** Job **
Show all lines of the listing that hold the word "name".

───

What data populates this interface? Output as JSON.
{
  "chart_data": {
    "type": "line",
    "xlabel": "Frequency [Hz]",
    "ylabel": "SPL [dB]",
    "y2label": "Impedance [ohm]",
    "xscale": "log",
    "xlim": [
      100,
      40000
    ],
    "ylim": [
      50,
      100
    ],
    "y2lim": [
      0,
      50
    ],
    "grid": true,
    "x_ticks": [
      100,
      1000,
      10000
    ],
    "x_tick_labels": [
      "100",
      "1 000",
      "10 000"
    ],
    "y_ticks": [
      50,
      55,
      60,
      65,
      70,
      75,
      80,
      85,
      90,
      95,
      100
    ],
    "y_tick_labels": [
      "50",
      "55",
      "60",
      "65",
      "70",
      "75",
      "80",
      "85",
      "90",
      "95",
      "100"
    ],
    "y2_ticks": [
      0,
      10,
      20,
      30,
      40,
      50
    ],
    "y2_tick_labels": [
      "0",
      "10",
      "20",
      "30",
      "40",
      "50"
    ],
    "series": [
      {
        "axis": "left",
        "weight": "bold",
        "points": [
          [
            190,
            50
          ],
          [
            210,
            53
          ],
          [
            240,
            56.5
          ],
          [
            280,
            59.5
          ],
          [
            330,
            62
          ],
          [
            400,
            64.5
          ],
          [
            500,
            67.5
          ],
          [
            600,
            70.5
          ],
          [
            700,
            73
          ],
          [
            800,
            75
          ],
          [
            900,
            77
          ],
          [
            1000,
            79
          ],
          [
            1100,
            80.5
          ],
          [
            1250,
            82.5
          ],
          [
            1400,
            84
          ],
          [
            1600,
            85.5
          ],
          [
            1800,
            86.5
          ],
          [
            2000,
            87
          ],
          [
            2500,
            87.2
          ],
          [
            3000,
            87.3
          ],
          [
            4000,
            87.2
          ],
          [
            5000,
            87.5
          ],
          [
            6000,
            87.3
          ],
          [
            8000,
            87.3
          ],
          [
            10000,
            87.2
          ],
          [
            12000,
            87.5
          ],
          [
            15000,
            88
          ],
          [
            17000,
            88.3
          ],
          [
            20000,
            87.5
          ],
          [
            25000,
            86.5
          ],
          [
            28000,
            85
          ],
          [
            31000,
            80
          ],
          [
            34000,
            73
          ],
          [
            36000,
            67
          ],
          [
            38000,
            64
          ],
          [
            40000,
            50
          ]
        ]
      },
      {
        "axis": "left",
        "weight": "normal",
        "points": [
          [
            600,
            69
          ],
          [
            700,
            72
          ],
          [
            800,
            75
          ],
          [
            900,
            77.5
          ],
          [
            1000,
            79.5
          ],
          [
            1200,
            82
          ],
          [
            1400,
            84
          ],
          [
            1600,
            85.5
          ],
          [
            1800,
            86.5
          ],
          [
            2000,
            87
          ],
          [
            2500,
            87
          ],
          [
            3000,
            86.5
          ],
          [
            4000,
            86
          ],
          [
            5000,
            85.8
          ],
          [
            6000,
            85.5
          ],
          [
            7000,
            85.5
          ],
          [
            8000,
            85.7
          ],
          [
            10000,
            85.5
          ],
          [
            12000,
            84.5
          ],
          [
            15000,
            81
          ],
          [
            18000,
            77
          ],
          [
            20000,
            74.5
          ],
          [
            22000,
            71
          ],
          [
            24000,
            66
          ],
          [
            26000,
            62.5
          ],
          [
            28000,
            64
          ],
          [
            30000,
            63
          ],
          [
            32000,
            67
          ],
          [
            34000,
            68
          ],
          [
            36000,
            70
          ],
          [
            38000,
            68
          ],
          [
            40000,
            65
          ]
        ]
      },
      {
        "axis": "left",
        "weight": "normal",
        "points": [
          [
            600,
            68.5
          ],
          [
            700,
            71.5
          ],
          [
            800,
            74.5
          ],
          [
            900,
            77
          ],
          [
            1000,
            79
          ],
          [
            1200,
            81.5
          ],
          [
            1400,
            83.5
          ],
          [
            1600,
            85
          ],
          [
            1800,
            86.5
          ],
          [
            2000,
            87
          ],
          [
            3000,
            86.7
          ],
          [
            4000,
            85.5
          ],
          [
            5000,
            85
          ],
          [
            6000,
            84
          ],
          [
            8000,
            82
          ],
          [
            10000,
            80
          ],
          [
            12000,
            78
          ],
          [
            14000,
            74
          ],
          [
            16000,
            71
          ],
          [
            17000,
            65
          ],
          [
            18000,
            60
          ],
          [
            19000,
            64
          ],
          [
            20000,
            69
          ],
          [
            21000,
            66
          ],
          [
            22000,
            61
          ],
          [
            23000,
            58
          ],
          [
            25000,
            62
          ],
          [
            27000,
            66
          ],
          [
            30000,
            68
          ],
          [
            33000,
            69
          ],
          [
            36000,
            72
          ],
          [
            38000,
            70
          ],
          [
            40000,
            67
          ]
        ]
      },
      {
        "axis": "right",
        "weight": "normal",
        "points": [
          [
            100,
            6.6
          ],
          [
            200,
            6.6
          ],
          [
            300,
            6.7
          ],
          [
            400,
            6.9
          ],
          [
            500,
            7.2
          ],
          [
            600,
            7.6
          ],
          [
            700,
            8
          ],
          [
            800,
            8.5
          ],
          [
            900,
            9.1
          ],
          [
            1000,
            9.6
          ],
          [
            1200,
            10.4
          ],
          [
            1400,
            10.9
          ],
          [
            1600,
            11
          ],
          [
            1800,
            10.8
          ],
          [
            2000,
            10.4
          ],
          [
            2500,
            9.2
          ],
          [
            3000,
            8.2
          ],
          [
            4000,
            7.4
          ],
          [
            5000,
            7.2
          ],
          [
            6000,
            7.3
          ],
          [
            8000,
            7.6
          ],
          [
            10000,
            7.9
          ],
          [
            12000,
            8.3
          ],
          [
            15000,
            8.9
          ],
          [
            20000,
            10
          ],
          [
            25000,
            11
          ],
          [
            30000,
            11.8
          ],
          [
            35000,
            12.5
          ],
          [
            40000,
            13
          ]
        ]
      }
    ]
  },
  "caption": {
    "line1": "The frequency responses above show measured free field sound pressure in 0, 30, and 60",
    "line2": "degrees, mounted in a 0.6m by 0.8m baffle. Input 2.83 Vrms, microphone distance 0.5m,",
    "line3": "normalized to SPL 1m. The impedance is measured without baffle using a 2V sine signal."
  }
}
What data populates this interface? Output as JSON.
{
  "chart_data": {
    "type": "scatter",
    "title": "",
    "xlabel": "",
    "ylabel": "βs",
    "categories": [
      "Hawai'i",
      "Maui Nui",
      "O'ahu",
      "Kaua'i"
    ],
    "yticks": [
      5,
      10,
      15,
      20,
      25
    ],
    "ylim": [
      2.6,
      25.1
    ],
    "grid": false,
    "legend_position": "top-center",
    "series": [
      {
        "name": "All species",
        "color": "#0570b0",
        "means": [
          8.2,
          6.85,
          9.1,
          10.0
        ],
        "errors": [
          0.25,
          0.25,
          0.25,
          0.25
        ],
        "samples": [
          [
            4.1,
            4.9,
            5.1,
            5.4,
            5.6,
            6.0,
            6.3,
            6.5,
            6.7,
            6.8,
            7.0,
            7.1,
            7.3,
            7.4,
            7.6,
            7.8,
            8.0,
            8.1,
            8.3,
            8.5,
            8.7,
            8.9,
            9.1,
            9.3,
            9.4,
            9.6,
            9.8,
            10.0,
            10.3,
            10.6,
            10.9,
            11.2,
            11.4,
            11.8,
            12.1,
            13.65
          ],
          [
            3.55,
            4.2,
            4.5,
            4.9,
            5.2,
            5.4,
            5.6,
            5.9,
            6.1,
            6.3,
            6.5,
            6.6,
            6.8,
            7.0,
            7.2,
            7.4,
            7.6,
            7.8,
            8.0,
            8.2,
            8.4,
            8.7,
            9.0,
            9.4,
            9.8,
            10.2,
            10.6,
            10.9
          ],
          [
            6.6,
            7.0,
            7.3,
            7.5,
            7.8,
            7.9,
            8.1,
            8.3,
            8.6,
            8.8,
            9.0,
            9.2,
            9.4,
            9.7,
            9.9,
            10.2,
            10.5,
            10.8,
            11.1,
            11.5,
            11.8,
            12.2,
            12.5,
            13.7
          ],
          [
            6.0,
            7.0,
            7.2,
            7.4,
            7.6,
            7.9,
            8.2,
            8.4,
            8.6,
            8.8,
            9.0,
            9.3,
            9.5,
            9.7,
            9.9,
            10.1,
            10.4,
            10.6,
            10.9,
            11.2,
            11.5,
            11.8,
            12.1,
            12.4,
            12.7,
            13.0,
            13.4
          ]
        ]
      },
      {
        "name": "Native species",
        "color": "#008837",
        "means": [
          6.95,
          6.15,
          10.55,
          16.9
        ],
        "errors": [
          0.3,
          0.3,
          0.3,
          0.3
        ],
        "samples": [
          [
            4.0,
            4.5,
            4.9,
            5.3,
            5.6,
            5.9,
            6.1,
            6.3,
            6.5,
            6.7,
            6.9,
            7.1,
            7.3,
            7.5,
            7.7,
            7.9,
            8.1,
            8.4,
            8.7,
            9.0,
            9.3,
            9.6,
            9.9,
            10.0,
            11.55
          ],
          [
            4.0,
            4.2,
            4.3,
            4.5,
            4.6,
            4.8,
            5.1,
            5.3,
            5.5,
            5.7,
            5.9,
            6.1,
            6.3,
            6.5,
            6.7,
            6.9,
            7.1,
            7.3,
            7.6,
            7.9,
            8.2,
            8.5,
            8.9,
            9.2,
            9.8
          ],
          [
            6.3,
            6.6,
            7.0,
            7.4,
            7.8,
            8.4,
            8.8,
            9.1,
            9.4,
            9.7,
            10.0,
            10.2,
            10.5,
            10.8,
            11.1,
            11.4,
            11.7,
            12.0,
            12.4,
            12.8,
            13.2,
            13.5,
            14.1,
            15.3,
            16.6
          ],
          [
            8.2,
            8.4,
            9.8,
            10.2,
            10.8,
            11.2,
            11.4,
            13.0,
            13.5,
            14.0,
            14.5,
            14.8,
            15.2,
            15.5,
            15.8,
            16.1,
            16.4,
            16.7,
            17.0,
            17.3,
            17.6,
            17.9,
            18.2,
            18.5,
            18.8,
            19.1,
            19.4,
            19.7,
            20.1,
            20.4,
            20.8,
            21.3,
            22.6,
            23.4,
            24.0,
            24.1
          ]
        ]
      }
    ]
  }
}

───

** Result for this exercise **
        "name": "All species",
        "name": "Native species",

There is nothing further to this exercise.